Reproduce the records below exactly as they appear, omitting any pictures they contain.

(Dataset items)
##############################

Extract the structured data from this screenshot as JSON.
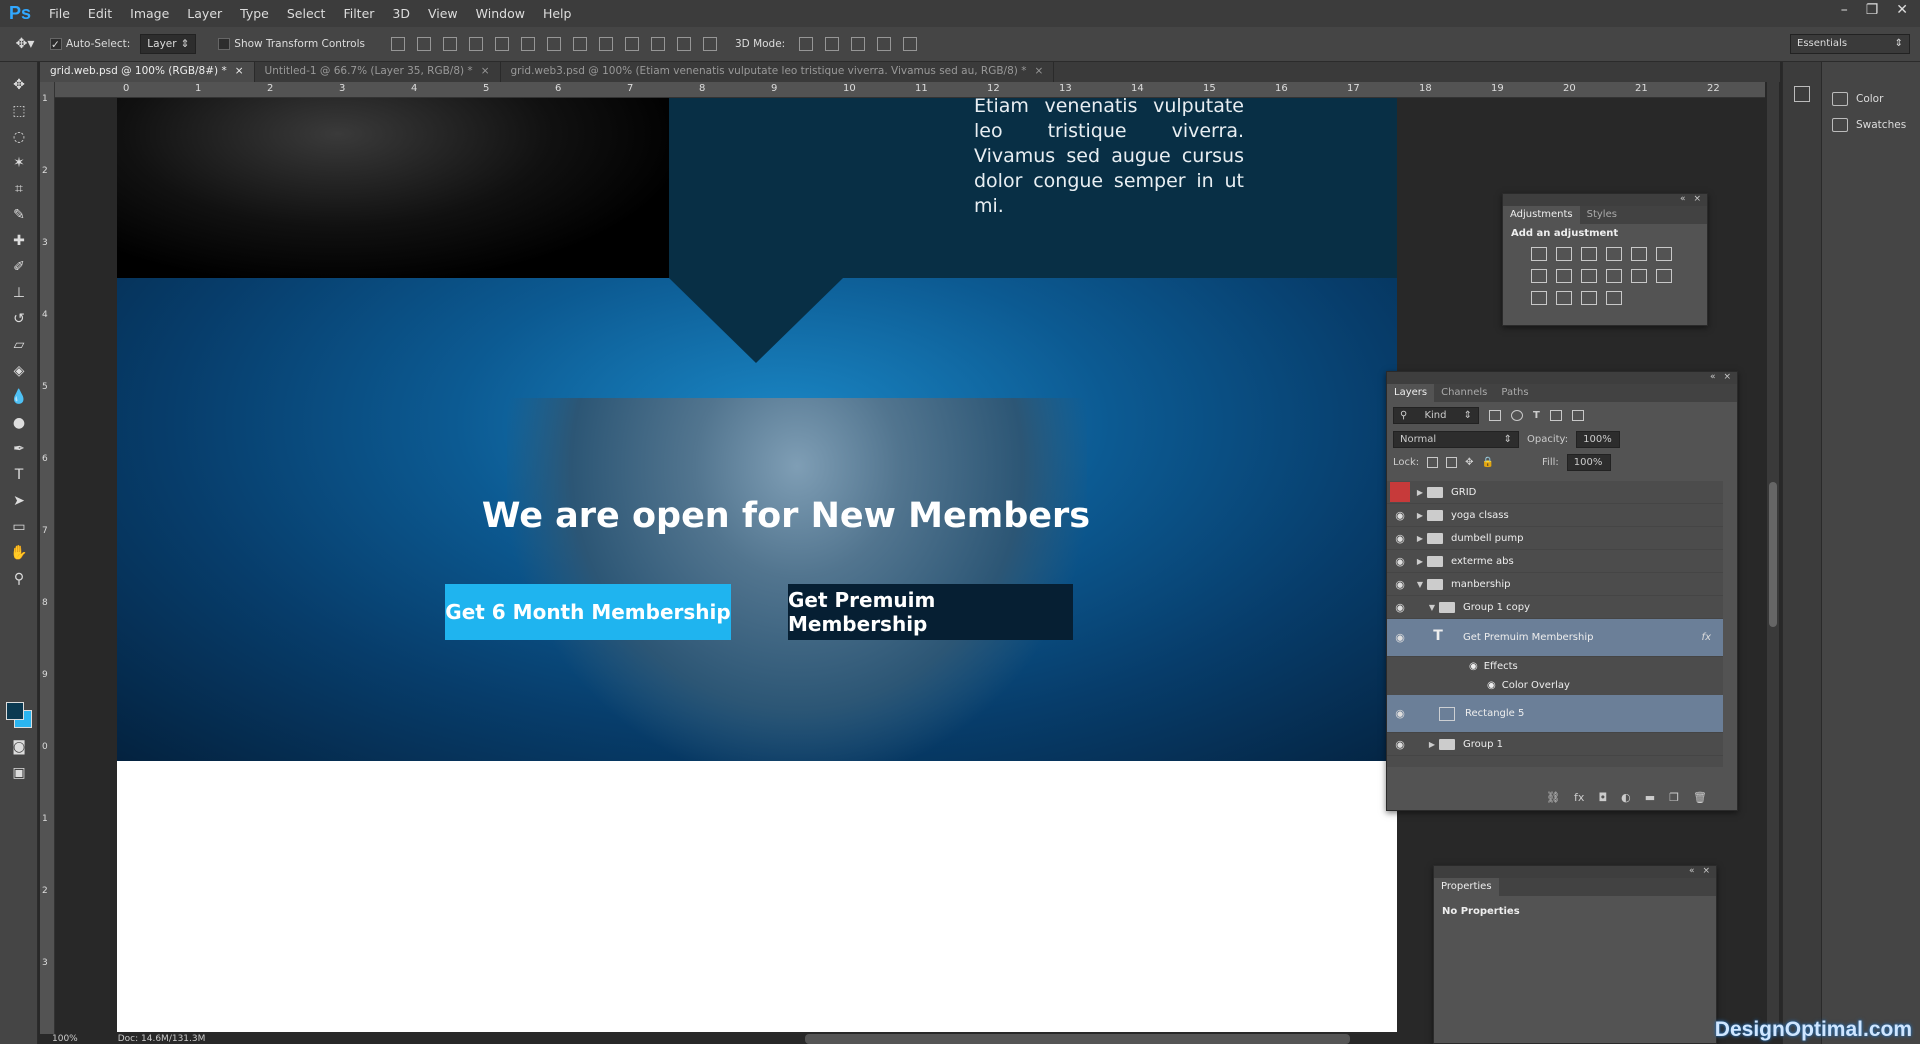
{
  "app": {
    "logo": "Ps"
  },
  "menu": [
    "File",
    "Edit",
    "Image",
    "Layer",
    "Type",
    "Select",
    "Filter",
    "3D",
    "View",
    "Window",
    "Help"
  ],
  "window_controls": [
    "–",
    "❐",
    "✕"
  ],
  "options": {
    "auto_select_label": "Auto-Select:",
    "auto_select_value": "Layer",
    "show_transform_label": "Show Transform Controls",
    "mode3d_label": "3D Mode:",
    "workspace": "Essentials"
  },
  "tabs": [
    {
      "label": "grid.web.psd @ 100% (RGB/8#) *",
      "close": "×"
    },
    {
      "label": "Untitled-1 @ 66.7% (Layer 35, RGB/8) *",
      "close": "×"
    },
    {
      "label": "grid.web3.psd @ 100% (Etiam venenatis vulputate leo tristique viverra. Vivamus sed au, RGB/8) *",
      "close": "×"
    }
  ],
  "ruler_top": [
    "0",
    "1",
    "2",
    "3",
    "4",
    "5",
    "6",
    "7",
    "8",
    "9",
    "10",
    "11",
    "12",
    "13",
    "14",
    "15",
    "16",
    "17",
    "18",
    "19",
    "20",
    "21",
    "22"
  ],
  "ruler_left": [
    "1",
    "2",
    "3",
    "4",
    "5",
    "6",
    "7",
    "8",
    "9",
    "0",
    "1",
    "2",
    "3"
  ],
  "canvas": {
    "top_text": "Etiam venenatis vulputate leo tristique viverra. Vivamus sed augue cursus dolor congue semper in ut mi.",
    "hero_title": "We are open for New Members",
    "button1": "Get 6 Month Membership",
    "button2": "Get Premuim Membership",
    "colors": {
      "band": "#082f45",
      "button1": "#1fb4ef",
      "button2": "#061f33"
    }
  },
  "status": {
    "zoom": "100%",
    "doc": "Doc: 14.6M/131.3M"
  },
  "dock": {
    "color": "Color",
    "swatches": "Swatches"
  },
  "adjustments": {
    "tabs": [
      "Adjustments",
      "Styles"
    ],
    "heading": "Add an adjustment"
  },
  "layers_panel": {
    "tabs": [
      "Layers",
      "Channels",
      "Paths"
    ],
    "kind": "Kind",
    "blend": "Normal",
    "opacity_label": "Opacity:",
    "opacity": "100%",
    "lock_label": "Lock:",
    "fill_label": "Fill:",
    "fill": "100%",
    "layers": [
      {
        "name": "GRID"
      },
      {
        "name": "yoga clsass"
      },
      {
        "name": "dumbell pump"
      },
      {
        "name": "exterme abs"
      },
      {
        "name": "manbership"
      },
      {
        "name": "Group 1 copy"
      },
      {
        "name": "Get Premuim Membership"
      },
      {
        "name": "Effects"
      },
      {
        "name": "Color Overlay"
      },
      {
        "name": "Rectangle 5"
      },
      {
        "name": "Group 1"
      }
    ]
  },
  "properties": {
    "tab": "Properties",
    "text": "No Properties"
  },
  "watermark": "DesignOptimal.com"
}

##############################

Solution to the problem =>
Extract the structured data from this screenshot as JSON.
{
  "app": {
    "logo": "Ps"
  },
  "menu": [
    "File",
    "Edit",
    "Image",
    "Layer",
    "Type",
    "Select",
    "Filter",
    "3D",
    "View",
    "Window",
    "Help"
  ],
  "window_controls": [
    "–",
    "❐",
    "✕"
  ],
  "options": {
    "auto_select_label": "Auto-Select:",
    "auto_select_value": "Layer",
    "show_transform_label": "Show Transform Controls",
    "mode3d_label": "3D Mode:",
    "workspace": "Essentials"
  },
  "tabs": [
    {
      "label": "grid.web.psd @ 100% (RGB/8#) *",
      "close": "×"
    },
    {
      "label": "Untitled-1 @ 66.7% (Layer 35, RGB/8) *",
      "close": "×"
    },
    {
      "label": "grid.web3.psd @ 100% (Etiam venenatis vulputate leo tristique viverra. Vivamus sed au, RGB/8) *",
      "close": "×"
    }
  ],
  "ruler_top": [
    "0",
    "1",
    "2",
    "3",
    "4",
    "5",
    "6",
    "7",
    "8",
    "9",
    "10",
    "11",
    "12",
    "13",
    "14",
    "15",
    "16",
    "17",
    "18",
    "19",
    "20",
    "21",
    "22"
  ],
  "ruler_left": [
    "1",
    "2",
    "3",
    "4",
    "5",
    "6",
    "7",
    "8",
    "9",
    "0",
    "1",
    "2",
    "3"
  ],
  "canvas": {
    "top_text": "Etiam venenatis vulputate leo tristique viverra. Vivamus sed augue cursus dolor congue semper in ut mi.",
    "hero_title": "We are open for New Members",
    "button1": "Get 6 Month Membership",
    "button2": "Get Premuim Membership",
    "colors": {
      "band": "#082f45",
      "button1": "#1fb4ef",
      "button2": "#061f33"
    }
  },
  "status": {
    "zoom": "100%",
    "doc": "Doc: 14.6M/131.3M"
  },
  "dock": {
    "color": "Color",
    "swatches": "Swatches"
  },
  "adjustments": {
    "tabs": [
      "Adjustments",
      "Styles"
    ],
    "heading": "Add an adjustment"
  },
  "layers_panel": {
    "tabs": [
      "Layers",
      "Channels",
      "Paths"
    ],
    "kind": "Kind",
    "blend": "Normal",
    "opacity_label": "Opacity:",
    "opacity": "100%",
    "lock_label": "Lock:",
    "fill_label": "Fill:",
    "fill": "100%",
    "layers": [
      {
        "name": "GRID"
      },
      {
        "name": "yoga clsass"
      },
      {
        "name": "dumbell pump"
      },
      {
        "name": "exterme abs"
      },
      {
        "name": "manbership"
      },
      {
        "name": "Group 1 copy"
      },
      {
        "name": "Get Premuim Membership"
      },
      {
        "name": "Effects"
      },
      {
        "name": "Color Overlay"
      },
      {
        "name": "Rectangle 5"
      },
      {
        "name": "Group 1"
      }
    ]
  },
  "properties": {
    "tab": "Properties",
    "text": "No Properties"
  },
  "watermark": "DesignOptimal.com"
}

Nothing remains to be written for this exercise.